Identify the lines that contain the string "richiesta", then copy each of them.

----------

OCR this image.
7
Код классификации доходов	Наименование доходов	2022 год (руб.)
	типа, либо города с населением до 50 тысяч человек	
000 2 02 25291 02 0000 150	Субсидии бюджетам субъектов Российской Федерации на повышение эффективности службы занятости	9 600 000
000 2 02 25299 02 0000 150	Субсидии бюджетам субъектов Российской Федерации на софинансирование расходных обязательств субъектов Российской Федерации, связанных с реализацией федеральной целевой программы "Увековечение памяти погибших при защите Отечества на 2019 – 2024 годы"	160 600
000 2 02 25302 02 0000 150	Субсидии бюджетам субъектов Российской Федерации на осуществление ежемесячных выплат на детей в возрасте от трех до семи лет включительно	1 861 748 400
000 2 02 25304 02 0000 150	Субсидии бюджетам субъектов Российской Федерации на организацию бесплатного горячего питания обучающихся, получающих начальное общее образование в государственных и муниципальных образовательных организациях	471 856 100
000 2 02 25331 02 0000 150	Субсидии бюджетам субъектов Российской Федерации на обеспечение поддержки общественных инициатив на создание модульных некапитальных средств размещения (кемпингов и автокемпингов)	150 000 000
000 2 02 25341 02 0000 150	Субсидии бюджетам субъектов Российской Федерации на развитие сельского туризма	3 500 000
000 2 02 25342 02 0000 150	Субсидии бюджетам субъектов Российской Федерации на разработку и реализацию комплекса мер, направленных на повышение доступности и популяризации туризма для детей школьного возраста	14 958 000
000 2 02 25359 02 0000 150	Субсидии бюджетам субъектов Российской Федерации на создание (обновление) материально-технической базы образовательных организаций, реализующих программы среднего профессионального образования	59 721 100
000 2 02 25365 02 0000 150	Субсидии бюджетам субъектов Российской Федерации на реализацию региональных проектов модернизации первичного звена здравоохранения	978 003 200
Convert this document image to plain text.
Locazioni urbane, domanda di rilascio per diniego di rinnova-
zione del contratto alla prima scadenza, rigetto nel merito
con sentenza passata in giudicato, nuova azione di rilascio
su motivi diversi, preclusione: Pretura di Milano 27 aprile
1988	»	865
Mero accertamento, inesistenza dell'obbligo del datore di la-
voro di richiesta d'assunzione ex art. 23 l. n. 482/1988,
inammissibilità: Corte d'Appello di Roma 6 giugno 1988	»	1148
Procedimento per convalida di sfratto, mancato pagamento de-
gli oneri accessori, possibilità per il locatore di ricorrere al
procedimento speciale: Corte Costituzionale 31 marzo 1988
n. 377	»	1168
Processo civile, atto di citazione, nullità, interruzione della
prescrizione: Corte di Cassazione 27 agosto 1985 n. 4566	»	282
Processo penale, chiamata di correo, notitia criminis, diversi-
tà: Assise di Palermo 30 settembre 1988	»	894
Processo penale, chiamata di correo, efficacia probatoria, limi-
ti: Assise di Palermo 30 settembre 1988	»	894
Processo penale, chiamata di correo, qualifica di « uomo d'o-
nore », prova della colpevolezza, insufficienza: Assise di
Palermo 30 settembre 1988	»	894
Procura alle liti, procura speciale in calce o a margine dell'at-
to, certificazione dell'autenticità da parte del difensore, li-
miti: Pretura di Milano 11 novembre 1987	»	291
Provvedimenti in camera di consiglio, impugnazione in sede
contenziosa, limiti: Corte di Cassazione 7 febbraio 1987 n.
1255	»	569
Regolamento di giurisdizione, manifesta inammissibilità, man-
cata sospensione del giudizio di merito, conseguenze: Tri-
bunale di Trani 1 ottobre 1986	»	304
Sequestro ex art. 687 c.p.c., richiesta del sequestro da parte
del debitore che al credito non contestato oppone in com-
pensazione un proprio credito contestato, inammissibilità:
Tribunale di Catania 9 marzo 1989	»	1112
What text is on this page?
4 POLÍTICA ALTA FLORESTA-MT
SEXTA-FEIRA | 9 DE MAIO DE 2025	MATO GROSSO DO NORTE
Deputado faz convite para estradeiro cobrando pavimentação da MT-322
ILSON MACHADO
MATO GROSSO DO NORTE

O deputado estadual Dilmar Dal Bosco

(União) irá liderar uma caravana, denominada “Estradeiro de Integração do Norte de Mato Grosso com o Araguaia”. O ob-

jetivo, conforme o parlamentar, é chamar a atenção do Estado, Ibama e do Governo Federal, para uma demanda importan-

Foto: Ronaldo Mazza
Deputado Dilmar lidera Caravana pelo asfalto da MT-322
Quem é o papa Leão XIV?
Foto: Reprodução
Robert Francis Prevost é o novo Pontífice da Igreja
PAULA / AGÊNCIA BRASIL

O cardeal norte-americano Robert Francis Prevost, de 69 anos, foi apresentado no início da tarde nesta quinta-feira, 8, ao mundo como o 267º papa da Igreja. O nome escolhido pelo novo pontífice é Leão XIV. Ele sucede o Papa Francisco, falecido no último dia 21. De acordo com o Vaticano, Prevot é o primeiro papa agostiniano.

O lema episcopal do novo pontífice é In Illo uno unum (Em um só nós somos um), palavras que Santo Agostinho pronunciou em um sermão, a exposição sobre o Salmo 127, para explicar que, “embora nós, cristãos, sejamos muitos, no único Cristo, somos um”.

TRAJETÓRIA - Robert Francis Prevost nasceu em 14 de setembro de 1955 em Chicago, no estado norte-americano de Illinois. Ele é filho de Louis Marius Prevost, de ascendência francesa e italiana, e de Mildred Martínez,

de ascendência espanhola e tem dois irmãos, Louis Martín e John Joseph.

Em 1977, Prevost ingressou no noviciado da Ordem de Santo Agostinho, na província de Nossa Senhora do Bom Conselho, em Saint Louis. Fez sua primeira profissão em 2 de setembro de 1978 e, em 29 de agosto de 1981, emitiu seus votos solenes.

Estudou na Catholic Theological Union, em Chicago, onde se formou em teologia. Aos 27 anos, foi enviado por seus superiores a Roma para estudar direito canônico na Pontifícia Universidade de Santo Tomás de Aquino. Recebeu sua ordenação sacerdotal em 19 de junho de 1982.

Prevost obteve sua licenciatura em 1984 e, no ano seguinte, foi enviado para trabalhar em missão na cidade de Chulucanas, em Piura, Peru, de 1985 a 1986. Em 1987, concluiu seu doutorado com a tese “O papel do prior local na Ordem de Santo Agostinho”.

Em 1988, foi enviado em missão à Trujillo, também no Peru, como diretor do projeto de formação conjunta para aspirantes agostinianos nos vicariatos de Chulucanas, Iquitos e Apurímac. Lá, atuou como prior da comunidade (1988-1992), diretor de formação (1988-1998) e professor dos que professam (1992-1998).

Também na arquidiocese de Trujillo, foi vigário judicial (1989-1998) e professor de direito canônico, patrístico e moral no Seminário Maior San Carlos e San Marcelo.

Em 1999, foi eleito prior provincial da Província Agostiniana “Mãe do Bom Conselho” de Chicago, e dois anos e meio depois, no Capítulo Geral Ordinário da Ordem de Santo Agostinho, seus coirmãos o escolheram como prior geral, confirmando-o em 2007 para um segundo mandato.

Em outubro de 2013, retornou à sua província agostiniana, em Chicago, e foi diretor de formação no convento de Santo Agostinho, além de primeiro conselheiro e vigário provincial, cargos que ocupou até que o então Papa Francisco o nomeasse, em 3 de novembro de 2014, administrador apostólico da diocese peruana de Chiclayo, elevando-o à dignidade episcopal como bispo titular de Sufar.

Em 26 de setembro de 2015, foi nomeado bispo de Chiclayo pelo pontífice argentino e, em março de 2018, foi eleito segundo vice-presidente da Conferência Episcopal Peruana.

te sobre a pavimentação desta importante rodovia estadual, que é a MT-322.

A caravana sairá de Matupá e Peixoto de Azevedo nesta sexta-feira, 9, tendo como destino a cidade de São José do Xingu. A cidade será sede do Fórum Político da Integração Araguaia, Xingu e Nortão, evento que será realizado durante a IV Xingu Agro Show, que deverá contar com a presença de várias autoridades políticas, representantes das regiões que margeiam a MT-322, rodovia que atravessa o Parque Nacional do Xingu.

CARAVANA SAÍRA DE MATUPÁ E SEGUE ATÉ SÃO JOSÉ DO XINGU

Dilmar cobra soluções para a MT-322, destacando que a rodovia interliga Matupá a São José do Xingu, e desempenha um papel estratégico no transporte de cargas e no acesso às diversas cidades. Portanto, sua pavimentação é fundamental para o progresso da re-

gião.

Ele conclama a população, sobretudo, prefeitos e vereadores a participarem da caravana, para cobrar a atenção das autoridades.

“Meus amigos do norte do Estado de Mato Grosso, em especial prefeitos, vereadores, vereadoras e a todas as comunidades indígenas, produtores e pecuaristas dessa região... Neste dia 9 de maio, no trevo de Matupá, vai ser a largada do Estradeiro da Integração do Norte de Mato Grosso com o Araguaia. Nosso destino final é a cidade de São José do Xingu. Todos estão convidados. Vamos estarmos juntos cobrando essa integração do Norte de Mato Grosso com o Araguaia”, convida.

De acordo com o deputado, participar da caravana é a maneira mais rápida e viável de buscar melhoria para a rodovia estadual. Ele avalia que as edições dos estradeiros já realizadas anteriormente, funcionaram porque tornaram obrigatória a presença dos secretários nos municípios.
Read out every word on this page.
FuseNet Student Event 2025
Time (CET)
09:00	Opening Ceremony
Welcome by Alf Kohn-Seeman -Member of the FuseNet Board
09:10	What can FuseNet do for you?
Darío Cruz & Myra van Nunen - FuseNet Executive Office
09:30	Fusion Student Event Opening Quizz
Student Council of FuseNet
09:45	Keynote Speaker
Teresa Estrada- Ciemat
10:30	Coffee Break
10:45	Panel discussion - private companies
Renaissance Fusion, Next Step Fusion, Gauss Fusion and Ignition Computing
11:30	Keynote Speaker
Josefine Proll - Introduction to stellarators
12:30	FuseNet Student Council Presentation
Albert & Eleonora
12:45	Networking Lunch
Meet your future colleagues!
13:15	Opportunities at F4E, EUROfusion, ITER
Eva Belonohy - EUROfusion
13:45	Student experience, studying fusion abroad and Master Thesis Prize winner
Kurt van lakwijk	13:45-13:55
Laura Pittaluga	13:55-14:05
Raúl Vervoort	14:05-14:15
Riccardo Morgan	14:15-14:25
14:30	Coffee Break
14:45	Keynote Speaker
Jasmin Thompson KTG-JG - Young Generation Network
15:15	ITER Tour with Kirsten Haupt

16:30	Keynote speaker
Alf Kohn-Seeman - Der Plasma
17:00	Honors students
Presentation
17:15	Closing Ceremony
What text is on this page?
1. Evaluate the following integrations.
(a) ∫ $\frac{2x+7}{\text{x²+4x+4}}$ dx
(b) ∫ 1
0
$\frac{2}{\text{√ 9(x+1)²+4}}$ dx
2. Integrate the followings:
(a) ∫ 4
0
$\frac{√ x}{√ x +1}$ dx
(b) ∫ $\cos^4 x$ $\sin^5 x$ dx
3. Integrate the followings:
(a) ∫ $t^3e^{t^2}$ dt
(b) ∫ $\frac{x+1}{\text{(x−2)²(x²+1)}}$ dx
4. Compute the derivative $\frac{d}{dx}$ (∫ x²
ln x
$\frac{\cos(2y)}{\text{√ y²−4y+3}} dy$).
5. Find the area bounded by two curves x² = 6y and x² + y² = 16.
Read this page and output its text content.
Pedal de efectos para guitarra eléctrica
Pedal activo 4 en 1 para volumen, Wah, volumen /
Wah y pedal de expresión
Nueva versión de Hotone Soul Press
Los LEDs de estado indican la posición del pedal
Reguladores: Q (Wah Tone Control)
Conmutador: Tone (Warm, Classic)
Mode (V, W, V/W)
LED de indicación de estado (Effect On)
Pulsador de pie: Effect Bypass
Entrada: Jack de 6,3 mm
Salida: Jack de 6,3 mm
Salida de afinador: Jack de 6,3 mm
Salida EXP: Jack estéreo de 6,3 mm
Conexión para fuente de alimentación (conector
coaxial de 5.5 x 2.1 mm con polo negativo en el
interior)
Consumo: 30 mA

----------

> [THE SOLUTION]
voro di richiesta d'assunzione ex art. 23 l. n. 482/1988,
Sequestro ex art. 687 c.p.c., richiesta del sequestro da parte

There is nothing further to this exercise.